— WHAT TO WORK ON —
Convert all of the data below into a JSON list of strings, one string per line, omitting blank lines. Leave the pictures out of the result.

— MATERIAL FOR THIS TASK —

* * * * * * *

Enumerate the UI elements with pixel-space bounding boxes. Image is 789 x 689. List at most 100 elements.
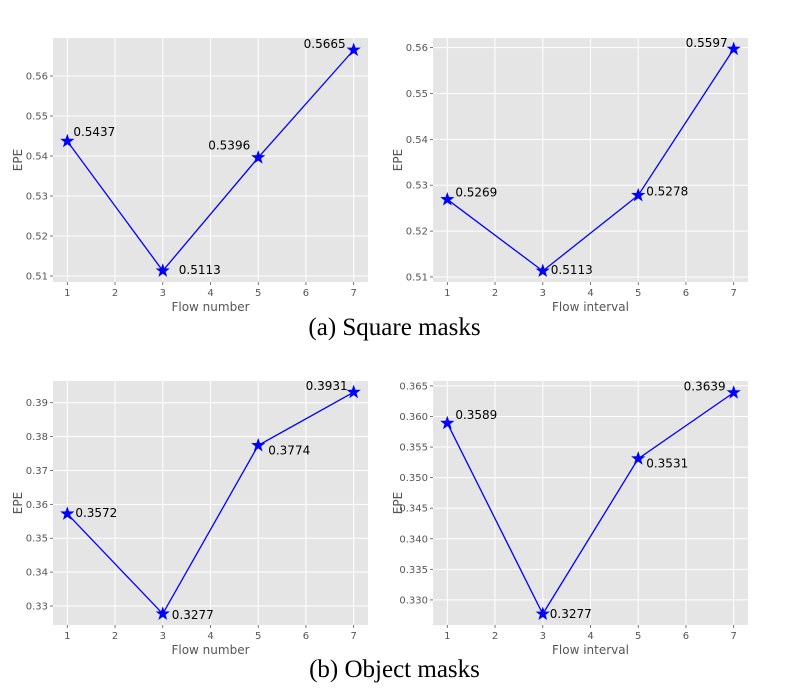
star-marker	[346, 384, 361, 399]
y-tick-label: 0.52	[406, 227, 428, 238]
y-tick-label: 0.51	[406, 272, 428, 283]
series-line	[446, 48, 735, 272]
star-marker	[251, 150, 266, 164]
y-tick-label: 0.340	[399, 534, 428, 545]
x-tick-label: 6	[683, 631, 689, 642]
x-tick-label: 5	[255, 288, 261, 299]
x-tick-label: 4	[207, 631, 213, 642]
y-axis-label: EPE	[391, 492, 405, 514]
data-label: 0.5597	[686, 36, 728, 50]
x-tick-label: 4	[207, 288, 213, 299]
chart-panel-square-flow-number: 1 2 3 4 5 6 7 0.51 0.52 0.53 0.54 0.55 0.56 Flow numb…	[0, 30, 380, 315]
data-label: 0.3572	[75, 506, 117, 520]
y-tick-label: 0.335	[399, 565, 428, 576]
y-tick-label: 0.365	[399, 381, 428, 392]
data-label: 0.5113	[551, 263, 593, 277]
x-axis-label: Flow number	[171, 643, 249, 657]
y-tick-label: 0.55	[26, 112, 48, 123]
chart-panel-object-flow-number: 1 2 3 4 5 6 7 0.33 0.34 0.35 0.36 0.37 0.38 0.39 Flow …	[0, 373, 380, 658]
data-label: 0.3277	[172, 608, 214, 622]
data-label: 0.3589	[455, 408, 497, 422]
x-tick-label: 1	[64, 631, 70, 642]
star-marker	[155, 606, 170, 620]
y-tick-label: 0.355	[399, 443, 428, 454]
y-tick-label: 0.54	[26, 152, 48, 163]
y-tick-label: 0.330	[399, 595, 428, 606]
x-axis-label: Flow interval	[552, 300, 629, 314]
star-marker	[535, 263, 550, 278]
x-tick-label: 2	[492, 288, 498, 299]
x-tick-label: 3	[540, 288, 546, 299]
star-marker	[60, 133, 75, 148]
data-label: 0.5278	[646, 184, 688, 198]
y-tick-label: 0.39	[26, 398, 48, 409]
star-marker	[631, 187, 646, 202]
x-tick-label: 2	[492, 631, 498, 642]
caption-square-masks: (a) Square masks	[308, 314, 481, 341]
chart-svg: 1 2 3 4 5 6 7 0.33 0.34 0.35 0.36 0.37 0.38 0.39 Flow …	[11, 379, 368, 657]
y-tick-label: 0.36	[26, 500, 48, 511]
data-label: 0.3774	[268, 443, 310, 457]
y-tick-label: 0.38	[26, 432, 48, 443]
data-label: 0.5113	[179, 263, 221, 277]
star-marker	[440, 415, 455, 430]
x-tick-label: 1	[64, 288, 70, 299]
data-label: 0.3639	[684, 380, 726, 394]
y-tick-label: 0.345	[399, 504, 428, 515]
y-tick-label: 0.35	[26, 534, 48, 545]
star-marker	[726, 385, 741, 399]
x-tick-label: 5	[255, 631, 261, 642]
chart-panel-square-flow-interval: 1 2 3 4 5 6 7 0.51 0.52 0.53 0.54 0.55 0.56 Flow inte…	[380, 30, 760, 315]
x-tick-label: 7	[350, 631, 356, 642]
x-tick-label: 6	[303, 631, 309, 642]
data-label: 0.3277	[550, 607, 592, 621]
star-marker	[535, 606, 550, 621]
y-tick-label: 0.37	[26, 466, 48, 477]
series-line	[66, 49, 355, 272]
data-label: 0.5269	[455, 185, 497, 199]
y-tick-label: 0.53	[26, 192, 48, 203]
x-tick-label: 7	[730, 631, 736, 642]
star-marker	[440, 191, 455, 206]
y-tick-label: 0.34	[26, 568, 48, 579]
x-tick-label: 7	[350, 288, 356, 299]
y-tick-label: 0.56	[406, 43, 428, 54]
y-tick-label: 0.360	[399, 412, 428, 423]
y-tick-label: 0.51	[26, 272, 48, 283]
star-marker	[155, 263, 170, 277]
series-line	[446, 392, 735, 616]
y-tick-label: 0.53	[406, 181, 428, 192]
star-marker	[631, 451, 646, 465]
x-tick-label: 6	[303, 288, 309, 299]
y-tick-label: 0.56	[26, 72, 48, 83]
x-tick-label: 1	[444, 631, 450, 642]
x-tick-label: 2	[112, 631, 118, 642]
chart-svg: 1 2 3 4 5 6 7 0.51 0.52 0.53 0.54 0.55 0.56 Flow numb…	[11, 37, 368, 314]
y-tick-label: 0.33	[26, 602, 48, 613]
x-tick-label: 4	[587, 288, 593, 299]
x-tick-label: 4	[587, 631, 593, 642]
x-tick-label: 5	[635, 631, 641, 642]
data-label: 0.3931	[306, 379, 348, 393]
star-marker	[251, 437, 266, 452]
y-tick-label: 0.350	[399, 473, 428, 484]
x-axis-label: Flow number	[171, 300, 249, 314]
chart-svg: 1 2 3 4 5 6 7 0.330 0.335 0.340 0.345 0.350 0.355 0.3…	[391, 380, 748, 657]
x-tick-label: 7	[730, 288, 736, 299]
y-tick-label: 0.55	[406, 89, 428, 100]
data-label: 0.5665	[304, 37, 346, 51]
series-line	[66, 391, 354, 615]
caption-object-masks: (b) Object masks	[309, 656, 480, 683]
star-marker	[60, 506, 75, 520]
x-tick-label: 1	[444, 288, 450, 299]
data-label: 0.3531	[646, 457, 688, 471]
chart-panel-object-flow-interval: 1 2 3 4 5 6 7 0.330 0.335 0.340 0.345 0.350 0.355 0.3…	[380, 373, 760, 658]
y-axis-label: EPE	[391, 149, 405, 171]
x-tick-label: 2	[112, 288, 118, 299]
x-tick-label: 3	[160, 631, 166, 642]
x-tick-label: 6	[683, 288, 689, 299]
x-tick-label: 3	[540, 631, 546, 642]
star-marker	[726, 41, 741, 56]
y-axis-label: EPE	[11, 492, 25, 514]
data-label: 0.5437	[73, 125, 115, 139]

* * * * * * *

— REPLY TO THE EXERCISE —
[
  "Enumerate the UI elements with pixel-space bounding boxes. Image is 789 x 689. List at most 100 elements.",
  "star-marker\t[346, 384, 361, 399]",
  "y-tick-label: 0.52\t[406, 227, 428, 238]",
  "y-tick-label: 0.51\t[406, 272, 428, 283]",
  "series-line\t[446, 48, 735, 272]",
  "star-marker\t[251, 150, 266, 164]",
  "y-tick-label: 0.340\t[399, 534, 428, 545]",
  "x-tick-label: 6\t[683, 631, 689, 642]",
  "x-tick-label: 5\t[255, 288, 261, 299]",
  "x-tick-label: 4\t[207, 631, 213, 642]",
  "y-axis-label: EPE\t[391, 492, 405, 514]",
  "data-label: 0.5597\t[686, 36, 728, 50]",
  "x-tick-label: 4\t[207, 288, 213, 299]",
  "chart-panel-square-flow-number: 1 2 3 4 5 6 7 0.51 0.52 0.53 0.54 0.55 0.56 Flow numb…\t[0, 30, 380, 315]",
  "data-label: 0.3572\t[75, 506, 117, 520]",
  "y-tick-label: 0.335\t[399, 565, 428, 576]",
  "y-tick-label: 0.365\t[399, 381, 428, 392]",
  "data-label: 0.5113\t[551, 263, 593, 277]",
  "x-axis-label: Flow number\t[171, 643, 249, 657]",
  "y-tick-label: 0.55\t[26, 112, 48, 123]",
  "chart-panel-object-flow-number: 1 2 3 4 5 6 7 0.33 0.34 0.35 0.36 0.37 0.38 0.39 Flow …\t[0, 373, 380, 658]",
  "data-label: 0.3277\t[172, 608, 214, 622]",
  "data-label: 0.3589\t[455, 408, 497, 422]",
  "x-tick-label: 1\t[64, 631, 70, 642]",
  "star-marker\t[155, 606, 170, 620]",
  "y-tick-label: 0.355\t[399, 443, 428, 454]",
  "y-tick-label: 0.54\t[26, 152, 48, 163]",
  "y-tick-label: 0.330\t[399, 595, 428, 606]",
  "x-axis-label: Flow interval\t[552, 300, 629, 314]",
  "star-marker\t[535, 263, 550, 278]",
  "x-tick-label: 2\t[492, 288, 498, 299]",
  "x-tick-label: 3\t[540, 288, 546, 299]",
  "star-marker\t[60, 133, 75, 148]",
  "data-label: 0.5278\t[646, 184, 688, 198]",
  "y-tick-label: 0.39\t[26, 398, 48, 409]",
  "star-marker\t[631, 187, 646, 202]",
  "x-tick-label: 2\t[492, 631, 498, 642]",
  "caption-square-masks: (a) Square masks\t[308, 314, 481, 341]",
  "chart-svg: 1 2 3 4 5 6 7 0.33 0.34 0.35 0.36 0.37 0.38 0.39 Flow …\t[11, 379, 368, 657]",
  "y-tick-label: 0.36\t[26, 500, 48, 511]",
  "data-label: 0.3774\t[268, 443, 310, 457]",
  "y-tick-label: 0.38\t[26, 432, 48, 443]",
  "data-label: 0.5113\t[179, 263, 221, 277]",
  "star-marker\t[440, 415, 455, 430]",
  "x-tick-label: 1\t[64, 288, 70, 299]",
  "data-label: 0.3639\t[684, 380, 726, 394]",
  "y-tick-label: 0.345\t[399, 504, 428, 515]",
  "y-tick-label: 0.35\t[26, 534, 48, 545]",
  "star-marker\t[726, 385, 741, 399]",
  "x-tick-label: 5\t[255, 631, 261, 642]",
  "chart-panel-square-flow-interval: 1 2 3 4 5 6 7 0.51 0.52 0.53 0.54 0.55 0.56 Flow inte…\t[380, 30, 760, 315]",
  "x-tick-label: 7\t[350, 631, 356, 642]",
  "x-tick-label: 6\t[303, 631, 309, 642]",
  "data-label: 0.3277\t[550, 607, 592, 621]",
  "star-marker\t[535, 606, 550, 621]",
  "y-tick-label: 0.37\t[26, 466, 48, 477]",
  "series-line\t[66, 49, 355, 272]",
  "data-label: 0.5269\t[455, 185, 497, 199]",
  "y-tick-label: 0.53\t[26, 192, 48, 203]",
  "x-tick-label: 7\t[730, 631, 736, 642]",
  "star-marker\t[440, 191, 455, 206]",
  "y-tick-label: 0.34\t[26, 568, 48, 579]",
  "x-tick-label: 7\t[350, 288, 356, 299]",
  "y-tick-label: 0.56\t[406, 43, 428, 54]",
  "y-tick-label: 0.360\t[399, 412, 428, 423]",
  "y-tick-label: 0.51\t[26, 272, 48, 283]",
  "star-marker\t[155, 263, 170, 277]",
  "series-line\t[446, 392, 735, 616]",
  "y-tick-label: 0.53\t[406, 181, 428, 192]",
  "star-marker\t[631, 451, 646, 465]",
  "x-tick-label: 6\t[303, 288, 309, 299]",
  "y-tick-label: 0.56\t[26, 72, 48, 83]",
  "x-tick-label: 1\t[444, 631, 450, 642]",
  "x-tick-label: 2\t[112, 631, 118, 642]",
  "chart-svg: 1 2 3 4 5 6 7 0.51 0.52 0.53 0.54 0.55 0.56 Flow numb…\t[11, 37, 368, 314]",
  "y-tick-label: 0.33\t[26, 602, 48, 613]",
  "x-tick-label: 4\t[587, 288, 593, 299]",
  "x-tick-label: 4\t[587, 631, 593, 642]",
  "x-tick-label: 5\t[635, 631, 641, 642]",
  "data-label: 0.3931\t[306, 379, 348, 393]",
  "star-marker\t[251, 437, 266, 452]",
  "y-tick-label: 0.350\t[399, 473, 428, 484]",
  "x-axis-label: Flow number\t[171, 300, 249, 314]",
  "chart-svg: 1 2 3 4 5 6 7 0.330 0.335 0.340 0.345 0.350 0.355 0.3…\t[391, 380, 748, 657]",
  "x-tick-label: 7\t[730, 288, 736, 299]",
  "y-tick-label: 0.55\t[406, 89, 428, 100]",
  "data-label: 0.5665\t[304, 37, 346, 51]",
  "series-line\t[66, 391, 354, 615]",
  "caption-object-masks: (b) Object masks\t[309, 656, 480, 683]",
  "star-marker\t[60, 506, 75, 520]",
  "x-tick-label: 1\t[444, 288, 450, 299]",
  "data-label: 0.3531\t[646, 457, 688, 471]",
  "chart-panel-object-flow-interval: 1 2 3 4 5 6 7 0.330 0.335 0.340 0.345 0.350 0.355 0.3…\t[380, 373, 760, 658]",
  "y-axis-label: EPE\t[391, 149, 405, 171]",
  "x-tick-label: 2\t[112, 288, 118, 299]",
  "x-tick-label: 3\t[160, 631, 166, 642]",
  "x-tick-label: 6\t[683, 288, 689, 299]",
  "x-tick-label: 3\t[540, 631, 546, 642]",
  "star-marker\t[726, 41, 741, 56]",
  "y-axis-label: EPE\t[11, 492, 25, 514]",
  "data-label: 0.5437\t[73, 125, 115, 139]"
]